━━━ Records for this task

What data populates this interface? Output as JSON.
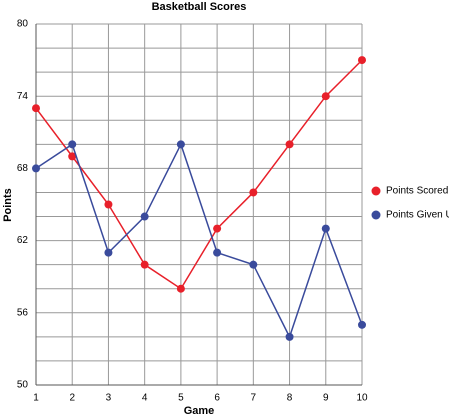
{
  "chart_data": {
    "type": "line",
    "title": "Basketball Scores",
    "x_label": "Game",
    "y_label": "Points",
    "x": [
      1,
      2,
      3,
      4,
      5,
      6,
      7,
      8,
      9,
      10
    ],
    "series": [
      {
        "name": "Points Scored",
        "color": "#e8202a",
        "values": [
          73,
          69,
          65,
          60,
          58,
          63,
          66,
          70,
          74,
          77
        ]
      },
      {
        "name": "Points Given Up",
        "color": "#3a4b9c",
        "values": [
          68,
          70,
          61,
          64,
          70,
          61,
          60,
          54,
          63,
          55
        ]
      }
    ],
    "xlim": [
      1,
      10
    ],
    "xticks": [
      1,
      2,
      3,
      4,
      5,
      6,
      7,
      8,
      9,
      10
    ],
    "ylim": [
      50,
      80
    ],
    "yticks": [
      50,
      56,
      62,
      68,
      74,
      80
    ],
    "minor_yticks": [
      52,
      54,
      58,
      60,
      64,
      66,
      70,
      72,
      76,
      78
    ],
    "grid": true,
    "legend": "right"
  }
}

━━━━━━

Give back the entries verbatim. Do not include any picture.

Result for this task>
What data populates this interface? Output as JSON.
{
  "chart_data": {
    "type": "line",
    "title": "Basketball Scores",
    "x_label": "Game",
    "y_label": "Points",
    "x": [
      1,
      2,
      3,
      4,
      5,
      6,
      7,
      8,
      9,
      10
    ],
    "series": [
      {
        "name": "Points Scored",
        "color": "#e8202a",
        "values": [
          73,
          69,
          65,
          60,
          58,
          63,
          66,
          70,
          74,
          77
        ]
      },
      {
        "name": "Points Given Up",
        "color": "#3a4b9c",
        "values": [
          68,
          70,
          61,
          64,
          70,
          61,
          60,
          54,
          63,
          55
        ]
      }
    ],
    "xlim": [
      1,
      10
    ],
    "xticks": [
      1,
      2,
      3,
      4,
      5,
      6,
      7,
      8,
      9,
      10
    ],
    "ylim": [
      50,
      80
    ],
    "yticks": [
      50,
      56,
      62,
      68,
      74,
      80
    ],
    "minor_yticks": [
      52,
      54,
      58,
      60,
      64,
      66,
      70,
      72,
      76,
      78
    ],
    "grid": true,
    "legend": "right"
  }
}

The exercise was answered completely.